▶ Task goal
Copy all lines holding the word "ylabel" from the entries.

-------

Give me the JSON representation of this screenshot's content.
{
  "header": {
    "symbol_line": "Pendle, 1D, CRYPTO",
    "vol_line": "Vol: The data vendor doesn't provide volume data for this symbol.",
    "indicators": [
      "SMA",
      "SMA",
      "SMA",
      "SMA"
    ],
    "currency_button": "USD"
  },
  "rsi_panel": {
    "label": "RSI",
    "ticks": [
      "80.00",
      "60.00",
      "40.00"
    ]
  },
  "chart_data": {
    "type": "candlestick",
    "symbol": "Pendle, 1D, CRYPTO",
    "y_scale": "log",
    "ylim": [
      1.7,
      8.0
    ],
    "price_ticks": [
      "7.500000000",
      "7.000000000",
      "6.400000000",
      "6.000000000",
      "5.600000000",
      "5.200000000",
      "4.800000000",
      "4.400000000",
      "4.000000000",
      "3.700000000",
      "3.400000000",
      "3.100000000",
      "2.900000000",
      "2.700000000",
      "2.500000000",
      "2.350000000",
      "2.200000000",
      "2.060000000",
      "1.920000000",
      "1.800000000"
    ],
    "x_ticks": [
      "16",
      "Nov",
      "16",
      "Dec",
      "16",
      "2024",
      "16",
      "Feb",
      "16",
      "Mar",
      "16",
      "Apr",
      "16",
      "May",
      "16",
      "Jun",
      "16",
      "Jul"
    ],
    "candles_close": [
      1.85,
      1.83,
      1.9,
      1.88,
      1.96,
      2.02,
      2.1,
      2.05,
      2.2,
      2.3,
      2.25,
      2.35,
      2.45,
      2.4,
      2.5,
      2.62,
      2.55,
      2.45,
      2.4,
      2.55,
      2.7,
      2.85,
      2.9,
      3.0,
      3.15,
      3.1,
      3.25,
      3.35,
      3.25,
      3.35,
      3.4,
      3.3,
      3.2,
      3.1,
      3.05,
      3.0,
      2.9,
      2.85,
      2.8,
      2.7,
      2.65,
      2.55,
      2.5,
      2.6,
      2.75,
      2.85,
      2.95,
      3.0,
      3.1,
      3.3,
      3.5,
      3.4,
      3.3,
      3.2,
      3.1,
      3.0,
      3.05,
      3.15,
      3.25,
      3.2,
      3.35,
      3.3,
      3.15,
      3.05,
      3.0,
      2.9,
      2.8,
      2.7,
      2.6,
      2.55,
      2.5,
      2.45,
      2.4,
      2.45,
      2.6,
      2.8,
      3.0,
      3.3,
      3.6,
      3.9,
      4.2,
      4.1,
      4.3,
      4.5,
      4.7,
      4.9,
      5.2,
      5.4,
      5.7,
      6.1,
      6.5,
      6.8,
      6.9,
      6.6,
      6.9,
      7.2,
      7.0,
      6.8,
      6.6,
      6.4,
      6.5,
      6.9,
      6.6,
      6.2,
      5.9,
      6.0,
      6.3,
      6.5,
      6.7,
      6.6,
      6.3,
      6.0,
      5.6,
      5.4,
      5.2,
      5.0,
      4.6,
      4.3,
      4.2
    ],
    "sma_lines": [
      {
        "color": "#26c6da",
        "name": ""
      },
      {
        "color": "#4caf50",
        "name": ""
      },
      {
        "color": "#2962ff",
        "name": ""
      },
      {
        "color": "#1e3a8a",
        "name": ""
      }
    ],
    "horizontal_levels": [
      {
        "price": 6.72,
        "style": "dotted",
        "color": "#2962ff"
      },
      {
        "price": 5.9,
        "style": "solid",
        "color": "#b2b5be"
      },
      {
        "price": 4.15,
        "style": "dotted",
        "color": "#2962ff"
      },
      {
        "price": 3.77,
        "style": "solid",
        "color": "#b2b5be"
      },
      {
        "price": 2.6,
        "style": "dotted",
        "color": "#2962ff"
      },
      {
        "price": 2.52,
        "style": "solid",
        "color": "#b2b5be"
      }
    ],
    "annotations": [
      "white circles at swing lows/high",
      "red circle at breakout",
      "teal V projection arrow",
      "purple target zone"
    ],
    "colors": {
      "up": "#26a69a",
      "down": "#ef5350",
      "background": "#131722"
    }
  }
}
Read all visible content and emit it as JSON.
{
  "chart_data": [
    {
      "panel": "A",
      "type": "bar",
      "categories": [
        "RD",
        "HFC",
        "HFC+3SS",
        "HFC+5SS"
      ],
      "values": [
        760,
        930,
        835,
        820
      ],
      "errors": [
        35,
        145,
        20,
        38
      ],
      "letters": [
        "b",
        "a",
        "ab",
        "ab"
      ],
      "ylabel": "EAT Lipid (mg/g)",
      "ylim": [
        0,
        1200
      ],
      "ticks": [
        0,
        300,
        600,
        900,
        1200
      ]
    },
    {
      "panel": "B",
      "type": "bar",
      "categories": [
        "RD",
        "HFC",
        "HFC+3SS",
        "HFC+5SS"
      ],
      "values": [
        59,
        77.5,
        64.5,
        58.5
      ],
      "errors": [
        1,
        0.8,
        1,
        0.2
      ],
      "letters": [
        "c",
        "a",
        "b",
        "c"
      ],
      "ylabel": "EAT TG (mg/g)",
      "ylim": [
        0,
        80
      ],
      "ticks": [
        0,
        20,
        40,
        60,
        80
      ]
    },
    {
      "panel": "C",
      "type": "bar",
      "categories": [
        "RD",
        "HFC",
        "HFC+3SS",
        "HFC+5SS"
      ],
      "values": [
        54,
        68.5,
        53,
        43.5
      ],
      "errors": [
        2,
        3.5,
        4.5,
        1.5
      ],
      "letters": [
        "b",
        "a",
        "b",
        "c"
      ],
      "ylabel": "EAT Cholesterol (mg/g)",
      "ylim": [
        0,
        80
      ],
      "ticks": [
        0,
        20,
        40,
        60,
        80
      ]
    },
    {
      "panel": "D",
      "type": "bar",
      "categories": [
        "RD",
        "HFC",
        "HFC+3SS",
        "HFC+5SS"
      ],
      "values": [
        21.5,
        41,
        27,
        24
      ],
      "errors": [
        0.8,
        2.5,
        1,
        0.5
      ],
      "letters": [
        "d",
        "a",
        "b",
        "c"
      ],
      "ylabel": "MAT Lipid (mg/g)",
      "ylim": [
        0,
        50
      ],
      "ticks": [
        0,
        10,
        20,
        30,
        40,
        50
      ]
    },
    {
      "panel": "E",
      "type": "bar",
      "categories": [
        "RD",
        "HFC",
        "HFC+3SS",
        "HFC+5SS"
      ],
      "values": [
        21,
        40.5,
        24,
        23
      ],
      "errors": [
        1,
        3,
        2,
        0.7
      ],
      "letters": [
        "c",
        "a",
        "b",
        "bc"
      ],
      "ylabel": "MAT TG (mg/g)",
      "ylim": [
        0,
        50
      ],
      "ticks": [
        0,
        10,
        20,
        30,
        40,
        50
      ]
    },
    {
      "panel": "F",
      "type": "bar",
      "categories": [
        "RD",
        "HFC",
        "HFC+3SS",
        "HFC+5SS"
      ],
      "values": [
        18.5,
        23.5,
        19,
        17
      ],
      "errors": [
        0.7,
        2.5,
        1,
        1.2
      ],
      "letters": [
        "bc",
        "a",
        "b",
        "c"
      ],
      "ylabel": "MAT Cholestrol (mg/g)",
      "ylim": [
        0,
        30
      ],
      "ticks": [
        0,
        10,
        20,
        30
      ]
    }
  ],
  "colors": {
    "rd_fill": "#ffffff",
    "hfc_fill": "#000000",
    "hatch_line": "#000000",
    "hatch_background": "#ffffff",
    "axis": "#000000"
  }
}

-------

▶ Final result
      "ylabel": "EAT Lipid (mg/g)",
      "ylabel": "EAT TG (mg/g)",
      "ylabel": "EAT Cholesterol (mg/g)",
      "ylabel": "MAT Lipid (mg/g)",
      "ylabel": "MAT TG (mg/g)",
      "ylabel": "MAT Cholestrol (mg/g)",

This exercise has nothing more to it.